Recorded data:
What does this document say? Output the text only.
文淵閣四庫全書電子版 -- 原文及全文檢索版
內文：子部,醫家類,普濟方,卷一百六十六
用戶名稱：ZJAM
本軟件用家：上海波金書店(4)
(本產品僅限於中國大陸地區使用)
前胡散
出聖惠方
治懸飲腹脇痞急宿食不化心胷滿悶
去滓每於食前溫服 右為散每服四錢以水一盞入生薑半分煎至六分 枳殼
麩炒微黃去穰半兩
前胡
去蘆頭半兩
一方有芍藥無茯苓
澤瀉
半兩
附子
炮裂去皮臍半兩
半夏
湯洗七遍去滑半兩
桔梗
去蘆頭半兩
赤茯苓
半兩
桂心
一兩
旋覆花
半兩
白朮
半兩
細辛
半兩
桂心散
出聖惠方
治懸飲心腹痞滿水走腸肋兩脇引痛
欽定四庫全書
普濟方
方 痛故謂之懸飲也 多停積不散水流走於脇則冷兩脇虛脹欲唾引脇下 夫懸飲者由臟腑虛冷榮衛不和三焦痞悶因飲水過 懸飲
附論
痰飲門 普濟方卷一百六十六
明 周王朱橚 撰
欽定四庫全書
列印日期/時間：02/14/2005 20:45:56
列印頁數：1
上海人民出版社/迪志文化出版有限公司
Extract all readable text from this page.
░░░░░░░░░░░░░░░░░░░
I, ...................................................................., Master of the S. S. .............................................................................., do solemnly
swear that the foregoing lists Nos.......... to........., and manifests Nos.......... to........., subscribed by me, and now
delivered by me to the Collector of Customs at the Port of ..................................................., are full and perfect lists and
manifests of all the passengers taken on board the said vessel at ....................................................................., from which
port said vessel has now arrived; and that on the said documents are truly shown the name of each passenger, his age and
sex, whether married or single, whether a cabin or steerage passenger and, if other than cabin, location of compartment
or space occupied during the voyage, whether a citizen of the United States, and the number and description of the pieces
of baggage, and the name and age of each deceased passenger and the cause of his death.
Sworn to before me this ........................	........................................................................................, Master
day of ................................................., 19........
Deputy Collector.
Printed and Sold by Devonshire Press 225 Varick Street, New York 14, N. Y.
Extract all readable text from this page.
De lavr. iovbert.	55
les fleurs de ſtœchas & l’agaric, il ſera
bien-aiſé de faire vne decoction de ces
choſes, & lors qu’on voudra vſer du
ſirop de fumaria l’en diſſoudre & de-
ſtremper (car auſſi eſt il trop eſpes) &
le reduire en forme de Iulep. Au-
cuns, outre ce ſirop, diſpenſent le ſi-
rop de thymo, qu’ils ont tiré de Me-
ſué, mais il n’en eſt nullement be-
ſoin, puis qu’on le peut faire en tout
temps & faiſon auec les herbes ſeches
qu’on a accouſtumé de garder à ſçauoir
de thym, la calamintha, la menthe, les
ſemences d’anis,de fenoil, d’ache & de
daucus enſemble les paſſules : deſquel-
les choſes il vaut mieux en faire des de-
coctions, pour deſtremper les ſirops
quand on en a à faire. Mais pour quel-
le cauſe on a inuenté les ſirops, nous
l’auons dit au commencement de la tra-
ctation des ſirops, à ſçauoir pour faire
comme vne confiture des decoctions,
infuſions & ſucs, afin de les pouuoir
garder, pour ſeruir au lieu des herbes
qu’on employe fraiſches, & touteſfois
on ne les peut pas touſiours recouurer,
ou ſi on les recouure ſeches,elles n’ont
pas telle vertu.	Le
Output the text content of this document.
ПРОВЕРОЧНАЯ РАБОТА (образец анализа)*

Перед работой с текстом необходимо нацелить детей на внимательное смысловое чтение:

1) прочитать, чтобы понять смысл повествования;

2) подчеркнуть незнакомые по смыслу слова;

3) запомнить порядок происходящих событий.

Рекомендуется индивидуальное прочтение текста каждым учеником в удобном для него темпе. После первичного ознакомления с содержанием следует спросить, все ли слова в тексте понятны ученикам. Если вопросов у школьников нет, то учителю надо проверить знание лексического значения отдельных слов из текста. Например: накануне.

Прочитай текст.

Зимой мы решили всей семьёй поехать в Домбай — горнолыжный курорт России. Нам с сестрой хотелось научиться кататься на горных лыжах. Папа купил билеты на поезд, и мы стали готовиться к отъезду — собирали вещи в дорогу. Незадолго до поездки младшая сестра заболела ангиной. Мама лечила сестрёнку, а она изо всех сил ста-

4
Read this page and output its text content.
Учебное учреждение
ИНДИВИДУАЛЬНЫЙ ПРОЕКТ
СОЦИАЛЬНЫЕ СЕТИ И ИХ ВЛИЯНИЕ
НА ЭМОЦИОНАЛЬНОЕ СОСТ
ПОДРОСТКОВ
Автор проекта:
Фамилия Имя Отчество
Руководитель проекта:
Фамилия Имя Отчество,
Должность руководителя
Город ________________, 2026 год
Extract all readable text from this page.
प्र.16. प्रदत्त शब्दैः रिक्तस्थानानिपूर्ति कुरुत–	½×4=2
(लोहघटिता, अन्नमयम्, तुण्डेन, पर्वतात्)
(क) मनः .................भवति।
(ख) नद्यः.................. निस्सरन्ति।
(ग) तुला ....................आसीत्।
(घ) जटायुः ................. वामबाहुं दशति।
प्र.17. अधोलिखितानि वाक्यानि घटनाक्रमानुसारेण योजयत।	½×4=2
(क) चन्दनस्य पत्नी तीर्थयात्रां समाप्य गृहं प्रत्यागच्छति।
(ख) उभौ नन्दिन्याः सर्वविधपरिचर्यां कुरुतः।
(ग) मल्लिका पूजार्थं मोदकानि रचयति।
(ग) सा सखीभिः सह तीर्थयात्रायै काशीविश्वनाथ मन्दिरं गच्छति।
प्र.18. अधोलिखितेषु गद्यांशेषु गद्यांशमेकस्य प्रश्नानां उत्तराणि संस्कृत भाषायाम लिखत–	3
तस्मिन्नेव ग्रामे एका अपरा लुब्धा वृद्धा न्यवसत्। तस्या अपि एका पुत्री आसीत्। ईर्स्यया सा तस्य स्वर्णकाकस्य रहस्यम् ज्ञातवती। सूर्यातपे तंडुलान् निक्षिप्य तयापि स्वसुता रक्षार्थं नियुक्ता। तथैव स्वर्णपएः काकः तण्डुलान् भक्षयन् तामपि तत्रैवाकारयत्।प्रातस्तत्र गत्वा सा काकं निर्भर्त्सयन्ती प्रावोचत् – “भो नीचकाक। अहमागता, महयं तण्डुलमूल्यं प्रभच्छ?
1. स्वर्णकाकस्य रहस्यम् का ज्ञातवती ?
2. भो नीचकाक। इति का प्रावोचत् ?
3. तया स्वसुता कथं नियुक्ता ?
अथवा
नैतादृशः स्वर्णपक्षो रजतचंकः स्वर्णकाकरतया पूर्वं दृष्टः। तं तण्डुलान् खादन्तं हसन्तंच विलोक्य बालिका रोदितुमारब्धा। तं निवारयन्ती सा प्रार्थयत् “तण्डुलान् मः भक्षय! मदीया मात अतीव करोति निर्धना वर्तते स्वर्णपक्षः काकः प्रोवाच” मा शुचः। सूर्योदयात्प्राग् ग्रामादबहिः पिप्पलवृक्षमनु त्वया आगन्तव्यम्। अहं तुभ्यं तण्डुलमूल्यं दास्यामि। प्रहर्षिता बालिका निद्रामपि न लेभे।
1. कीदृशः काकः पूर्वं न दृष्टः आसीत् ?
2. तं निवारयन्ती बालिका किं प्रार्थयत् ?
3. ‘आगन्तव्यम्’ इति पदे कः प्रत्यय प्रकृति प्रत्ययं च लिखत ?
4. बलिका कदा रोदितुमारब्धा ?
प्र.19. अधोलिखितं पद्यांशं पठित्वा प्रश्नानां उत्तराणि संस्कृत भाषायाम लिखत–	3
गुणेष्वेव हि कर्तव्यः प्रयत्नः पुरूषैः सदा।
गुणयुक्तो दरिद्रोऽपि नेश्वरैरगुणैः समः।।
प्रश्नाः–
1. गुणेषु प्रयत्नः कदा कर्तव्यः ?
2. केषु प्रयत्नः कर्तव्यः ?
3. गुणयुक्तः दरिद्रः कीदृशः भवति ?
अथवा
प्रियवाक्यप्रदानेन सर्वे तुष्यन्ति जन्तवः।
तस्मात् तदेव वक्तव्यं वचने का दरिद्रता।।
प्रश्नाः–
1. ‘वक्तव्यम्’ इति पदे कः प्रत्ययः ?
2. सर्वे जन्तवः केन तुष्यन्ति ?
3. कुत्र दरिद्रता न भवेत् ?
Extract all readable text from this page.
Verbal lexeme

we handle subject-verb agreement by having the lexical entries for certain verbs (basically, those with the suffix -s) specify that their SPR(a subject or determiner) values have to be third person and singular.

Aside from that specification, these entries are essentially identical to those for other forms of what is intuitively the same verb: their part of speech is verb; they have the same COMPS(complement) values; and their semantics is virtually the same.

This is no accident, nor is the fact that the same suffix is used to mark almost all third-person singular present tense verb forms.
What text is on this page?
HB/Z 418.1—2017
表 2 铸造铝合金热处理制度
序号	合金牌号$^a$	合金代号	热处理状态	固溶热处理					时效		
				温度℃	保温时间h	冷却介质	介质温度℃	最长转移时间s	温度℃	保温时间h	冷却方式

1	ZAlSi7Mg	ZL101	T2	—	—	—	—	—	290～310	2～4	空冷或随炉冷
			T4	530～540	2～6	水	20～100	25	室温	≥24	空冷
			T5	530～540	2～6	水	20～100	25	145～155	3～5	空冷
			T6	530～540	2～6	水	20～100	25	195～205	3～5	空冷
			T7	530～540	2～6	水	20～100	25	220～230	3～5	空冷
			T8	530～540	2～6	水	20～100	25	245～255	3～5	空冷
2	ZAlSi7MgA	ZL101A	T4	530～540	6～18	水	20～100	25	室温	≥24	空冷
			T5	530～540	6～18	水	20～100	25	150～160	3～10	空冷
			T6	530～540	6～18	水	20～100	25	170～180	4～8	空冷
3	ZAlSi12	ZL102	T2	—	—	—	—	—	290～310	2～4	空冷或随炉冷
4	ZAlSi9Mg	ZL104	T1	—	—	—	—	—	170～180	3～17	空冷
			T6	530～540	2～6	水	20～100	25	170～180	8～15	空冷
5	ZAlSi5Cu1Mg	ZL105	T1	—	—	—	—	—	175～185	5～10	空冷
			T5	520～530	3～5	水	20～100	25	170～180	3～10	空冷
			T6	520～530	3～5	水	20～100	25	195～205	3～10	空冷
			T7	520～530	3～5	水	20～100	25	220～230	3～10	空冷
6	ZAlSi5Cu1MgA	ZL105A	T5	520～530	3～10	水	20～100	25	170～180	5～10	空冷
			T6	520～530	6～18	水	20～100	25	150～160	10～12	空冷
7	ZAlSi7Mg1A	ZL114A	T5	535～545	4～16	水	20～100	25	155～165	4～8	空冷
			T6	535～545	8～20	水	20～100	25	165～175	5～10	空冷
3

Problem to work on: Wherever a line in the data above holds "garder", copy that line.

Expected answer:
qu’on a accouſtumé de garder à ſçauoir
garder, pour ſeruir au lieu des herbes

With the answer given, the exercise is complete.